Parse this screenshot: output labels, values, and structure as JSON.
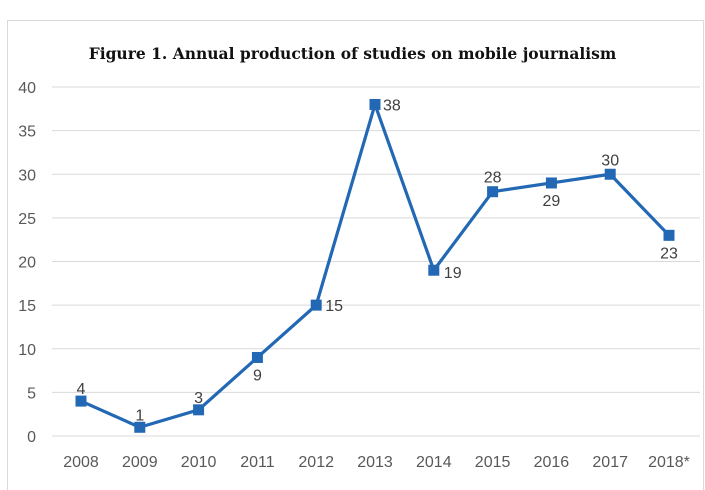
{
  "chart_data": {
    "type": "line",
    "title": "Figure 1. Annual production of studies on mobile journalism",
    "xlabel": "",
    "ylabel": "",
    "categories": [
      "2008",
      "2009",
      "2010",
      "2011",
      "2012",
      "2013",
      "2014",
      "2015",
      "2016",
      "2017",
      "2018*"
    ],
    "series": [
      {
        "values": [
          4,
          1,
          3,
          9,
          15,
          38,
          19,
          28,
          29,
          30,
          23
        ]
      }
    ],
    "ylim": [
      0,
      40
    ],
    "yticks": [
      0,
      5,
      10,
      15,
      20,
      25,
      30,
      35,
      40
    ],
    "grid": true,
    "legend": "none",
    "data_labels": true,
    "color": "#2268b4"
  }
}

## What to produce
Copy all the lines of data exactly as they appear, dropping any images.

## Result of this exercise
Parse this screenshot: output labels, values, and structure as JSON.
{
  "chart_data": {
    "type": "line",
    "title": "Figure 1. Annual production of studies on mobile journalism",
    "xlabel": "",
    "ylabel": "",
    "categories": [
      "2008",
      "2009",
      "2010",
      "2011",
      "2012",
      "2013",
      "2014",
      "2015",
      "2016",
      "2017",
      "2018*"
    ],
    "series": [
      {
        "values": [
          4,
          1,
          3,
          9,
          15,
          38,
          19,
          28,
          29,
          30,
          23
        ]
      }
    ],
    "ylim": [
      0,
      40
    ],
    "yticks": [
      0,
      5,
      10,
      15,
      20,
      25,
      30,
      35,
      40
    ],
    "grid": true,
    "legend": "none",
    "data_labels": true,
    "color": "#2268b4"
  }
}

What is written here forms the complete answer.